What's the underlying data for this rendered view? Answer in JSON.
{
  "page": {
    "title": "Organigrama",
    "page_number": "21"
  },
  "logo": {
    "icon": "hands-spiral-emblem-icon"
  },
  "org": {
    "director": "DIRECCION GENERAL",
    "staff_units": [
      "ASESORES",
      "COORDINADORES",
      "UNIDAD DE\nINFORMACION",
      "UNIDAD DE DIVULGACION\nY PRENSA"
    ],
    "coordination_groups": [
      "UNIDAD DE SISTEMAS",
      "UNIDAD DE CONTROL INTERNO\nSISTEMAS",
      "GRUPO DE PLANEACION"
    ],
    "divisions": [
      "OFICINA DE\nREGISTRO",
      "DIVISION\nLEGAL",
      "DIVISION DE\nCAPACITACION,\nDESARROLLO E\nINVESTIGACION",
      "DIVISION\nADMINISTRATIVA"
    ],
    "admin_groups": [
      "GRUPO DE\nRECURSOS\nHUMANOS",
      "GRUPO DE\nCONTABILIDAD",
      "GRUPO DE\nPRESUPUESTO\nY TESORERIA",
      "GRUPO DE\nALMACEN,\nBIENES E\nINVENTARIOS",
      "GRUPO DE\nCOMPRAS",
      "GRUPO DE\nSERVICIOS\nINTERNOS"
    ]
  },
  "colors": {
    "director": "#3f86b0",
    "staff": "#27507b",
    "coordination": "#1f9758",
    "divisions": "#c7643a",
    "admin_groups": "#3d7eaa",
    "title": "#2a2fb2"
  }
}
____________
## WHAT IS EXPECTED:
Take the records above and return them exactly as written.

## EXPECTED ANSWER:
What's the underlying data for this rendered view? Answer in JSON.
{
  "page": {
    "title": "Organigrama",
    "page_number": "21"
  },
  "logo": {
    "icon": "hands-spiral-emblem-icon"
  },
  "org": {
    "director": "DIRECCION GENERAL",
    "staff_units": [
      "ASESORES",
      "COORDINADORES",
      "UNIDAD DE\nINFORMACION",
      "UNIDAD DE DIVULGACION\nY PRENSA"
    ],
    "coordination_groups": [
      "UNIDAD DE SISTEMAS",
      "UNIDAD DE CONTROL INTERNO\nSISTEMAS",
      "GRUPO DE PLANEACION"
    ],
    "divisions": [
      "OFICINA DE\nREGISTRO",
      "DIVISION\nLEGAL",
      "DIVISION DE\nCAPACITACION,\nDESARROLLO E\nINVESTIGACION",
      "DIVISION\nADMINISTRATIVA"
    ],
    "admin_groups": [
      "GRUPO DE\nRECURSOS\nHUMANOS",
      "GRUPO DE\nCONTABILIDAD",
      "GRUPO DE\nPRESUPUESTO\nY TESORERIA",
      "GRUPO DE\nALMACEN,\nBIENES E\nINVENTARIOS",
      "GRUPO DE\nCOMPRAS",
      "GRUPO DE\nSERVICIOS\nINTERNOS"
    ]
  },
  "colors": {
    "director": "#3f86b0",
    "staff": "#27507b",
    "coordination": "#1f9758",
    "divisions": "#c7643a",
    "admin_groups": "#3d7eaa",
    "title": "#2a2fb2"
  }
}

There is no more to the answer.